_Dataset extract_
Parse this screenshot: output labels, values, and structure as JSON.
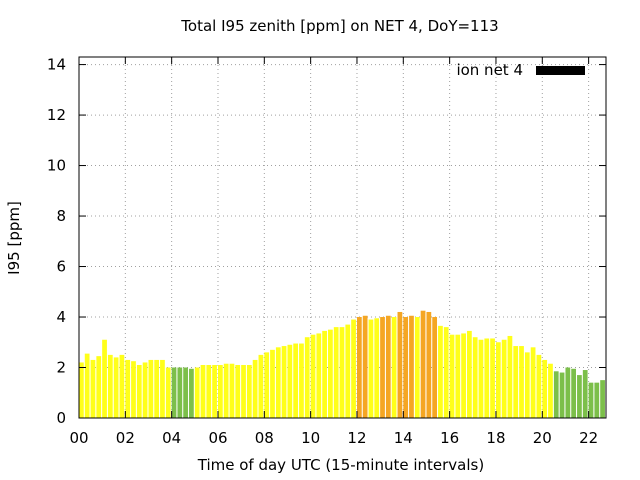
{
  "chart_data": {
    "type": "bar",
    "title": "Total I95 zenith [ppm] on NET 4, DoY=113",
    "xlabel": "Time of day UTC (15-minute intervals)",
    "ylabel": "I95 [ppm]",
    "legend": {
      "label": "ion net 4",
      "color": "#000000",
      "placement": "top-right"
    },
    "grid": true,
    "xlim": [
      0,
      22.75
    ],
    "ylim": [
      0,
      14.3
    ],
    "xticks": [
      "00",
      "02",
      "04",
      "06",
      "08",
      "10",
      "12",
      "14",
      "16",
      "18",
      "20",
      "22"
    ],
    "yticks": [
      0,
      2,
      4,
      6,
      8,
      10,
      12,
      14
    ],
    "colors": {
      "low": "#7cbf4a",
      "mid": "#ffff1a",
      "high": "#f5a623"
    },
    "bar_interval_hours": 0.25,
    "x": [
      0.0,
      0.25,
      0.5,
      0.75,
      1.0,
      1.25,
      1.5,
      1.75,
      2.0,
      2.25,
      2.5,
      2.75,
      3.0,
      3.25,
      3.5,
      3.75,
      4.0,
      4.25,
      4.5,
      4.75,
      5.0,
      5.25,
      5.5,
      5.75,
      6.0,
      6.25,
      6.5,
      6.75,
      7.0,
      7.25,
      7.5,
      7.75,
      8.0,
      8.25,
      8.5,
      8.75,
      9.0,
      9.25,
      9.5,
      9.75,
      10.0,
      10.25,
      10.5,
      10.75,
      11.0,
      11.25,
      11.5,
      11.75,
      12.0,
      12.25,
      12.5,
      12.75,
      13.0,
      13.25,
      13.5,
      13.75,
      14.0,
      14.25,
      14.5,
      14.75,
      15.0,
      15.25,
      15.5,
      15.75,
      16.0,
      16.25,
      16.5,
      16.75,
      17.0,
      17.25,
      17.5,
      17.75,
      18.0,
      18.25,
      18.5,
      18.75,
      19.0,
      19.25,
      19.5,
      19.75,
      20.0,
      20.25,
      20.5,
      20.75,
      21.0,
      21.25,
      21.5,
      21.75,
      22.0,
      22.25,
      22.5
    ],
    "values": [
      2.2,
      2.55,
      2.3,
      2.45,
      3.1,
      2.5,
      2.4,
      2.5,
      2.3,
      2.25,
      2.1,
      2.2,
      2.3,
      2.3,
      2.3,
      2.0,
      2.0,
      2.0,
      2.0,
      1.95,
      2.0,
      2.1,
      2.1,
      2.1,
      2.1,
      2.15,
      2.15,
      2.1,
      2.1,
      2.1,
      2.3,
      2.5,
      2.6,
      2.7,
      2.8,
      2.85,
      2.9,
      2.95,
      2.95,
      3.2,
      3.3,
      3.35,
      3.45,
      3.5,
      3.6,
      3.6,
      3.7,
      3.9,
      4.0,
      4.05,
      3.9,
      3.95,
      4.0,
      4.05,
      4.0,
      4.2,
      4.0,
      4.05,
      4.0,
      4.25,
      4.2,
      4.0,
      3.65,
      3.6,
      3.3,
      3.3,
      3.35,
      3.45,
      3.2,
      3.1,
      3.15,
      3.15,
      3.0,
      3.1,
      3.25,
      2.85,
      2.85,
      2.6,
      2.8,
      2.5,
      2.3,
      2.15,
      1.85,
      1.8,
      2.0,
      1.95,
      1.7,
      1.9,
      1.4,
      1.4,
      1.5
    ],
    "bar_colors": [
      "mid",
      "mid",
      "mid",
      "mid",
      "mid",
      "mid",
      "mid",
      "mid",
      "mid",
      "mid",
      "mid",
      "mid",
      "mid",
      "mid",
      "mid",
      "mid",
      "low",
      "low",
      "low",
      "low",
      "mid",
      "mid",
      "mid",
      "mid",
      "mid",
      "mid",
      "mid",
      "mid",
      "mid",
      "mid",
      "mid",
      "mid",
      "mid",
      "mid",
      "mid",
      "mid",
      "mid",
      "mid",
      "mid",
      "mid",
      "mid",
      "mid",
      "mid",
      "mid",
      "mid",
      "mid",
      "mid",
      "mid",
      "high",
      "high",
      "mid",
      "mid",
      "high",
      "high",
      "mid",
      "high",
      "high",
      "high",
      "mid",
      "high",
      "high",
      "high",
      "mid",
      "mid",
      "mid",
      "mid",
      "mid",
      "mid",
      "mid",
      "mid",
      "mid",
      "mid",
      "mid",
      "mid",
      "mid",
      "mid",
      "mid",
      "mid",
      "mid",
      "mid",
      "mid",
      "mid",
      "low",
      "low",
      "low",
      "low",
      "low",
      "low",
      "low",
      "low",
      "low"
    ]
  }
}
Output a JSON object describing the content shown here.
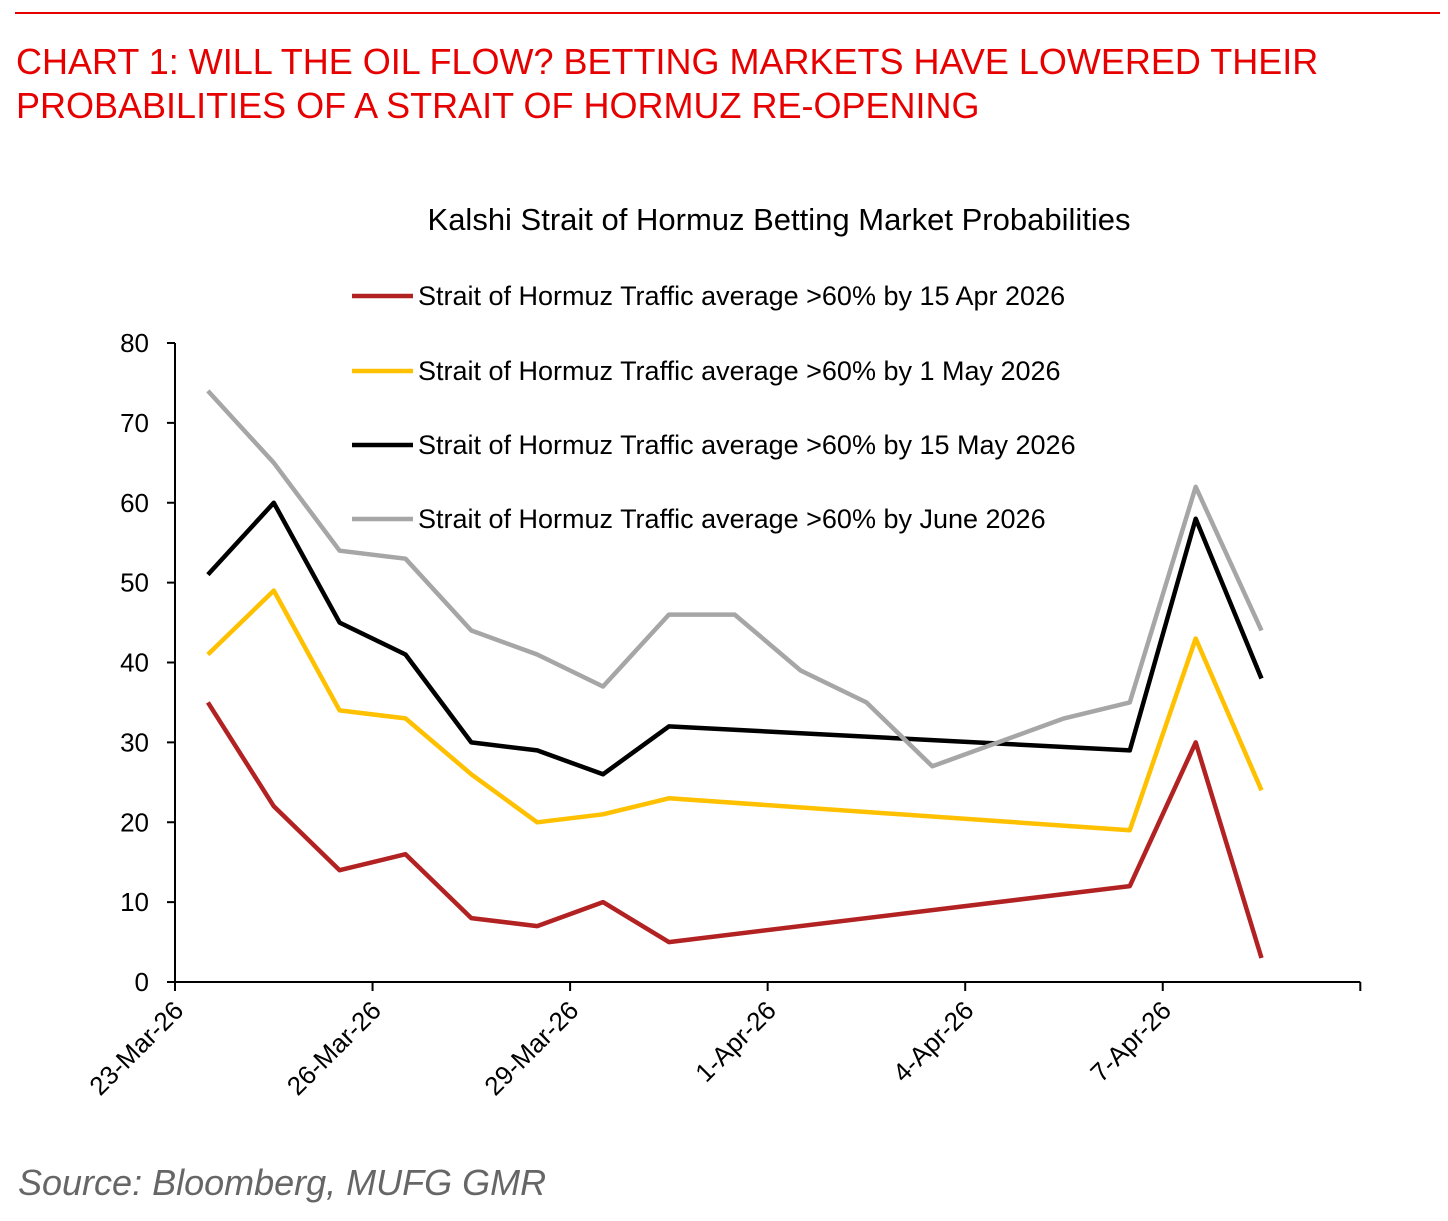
{
  "header": {
    "title": "CHART 1: WILL THE OIL FLOW? BETTING MARKETS HAVE LOWERED THEIR PROBABILITIES OF A STRAIT OF HORMUZ RE-OPENING"
  },
  "footer": {
    "source": "Source: Bloomberg, MUFG GMR"
  },
  "chart_data": {
    "type": "line",
    "title": "Kalshi Strait of Hormuz Betting Market Probabilities",
    "xlabel": "",
    "ylabel": "",
    "ylim": [
      0,
      80
    ],
    "yticks": [
      0,
      10,
      20,
      30,
      40,
      50,
      60,
      70,
      80
    ],
    "xtick_labels": [
      "23-Mar-26",
      "26-Mar-26",
      "29-Mar-26",
      "1-Apr-26",
      "4-Apr-26",
      "7-Apr-26"
    ],
    "x": [
      "23-Mar-26",
      "24-Mar-26",
      "25-Mar-26",
      "26-Mar-26",
      "27-Mar-26",
      "28-Mar-26",
      "29-Mar-26",
      "30-Mar-26",
      "31-Mar-26",
      "1-Apr-26",
      "2-Apr-26",
      "3-Apr-26",
      "4-Apr-26",
      "5-Apr-26",
      "6-Apr-26",
      "7-Apr-26",
      "8-Apr-26"
    ],
    "grid": false,
    "legend_position": "top",
    "series": [
      {
        "name": "Strait of Hormuz Traffic average >60% by 15 Apr 2026",
        "color": "#b22222",
        "values": [
          35,
          22,
          14,
          16,
          8,
          7,
          10,
          5,
          null,
          null,
          null,
          null,
          null,
          null,
          12,
          30,
          3
        ]
      },
      {
        "name": "Strait of Hormuz Traffic average >60% by 1 May 2026",
        "color": "#ffc000",
        "values": [
          41,
          49,
          34,
          33,
          26,
          20,
          21,
          23,
          null,
          null,
          null,
          null,
          null,
          null,
          19,
          43,
          24
        ]
      },
      {
        "name": "Strait of Hormuz Traffic average >60% by 15 May 2026",
        "color": "#000000",
        "values": [
          51,
          60,
          45,
          41,
          30,
          29,
          26,
          32,
          null,
          null,
          null,
          null,
          null,
          null,
          29,
          58,
          38
        ]
      },
      {
        "name": "Strait of Hormuz Traffic average >60% by June 2026",
        "color": "#a6a6a6",
        "values": [
          74,
          65,
          54,
          53,
          44,
          41,
          37,
          46,
          46,
          39,
          35,
          27,
          null,
          33,
          35,
          62,
          44
        ]
      }
    ]
  }
}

_Written problem_
Copy each line in the data that holds the word "JSON".

_Reply_
Parse this screenshot: output labels, values, and structure as JSON.
Output a JSON object describing the content shown here.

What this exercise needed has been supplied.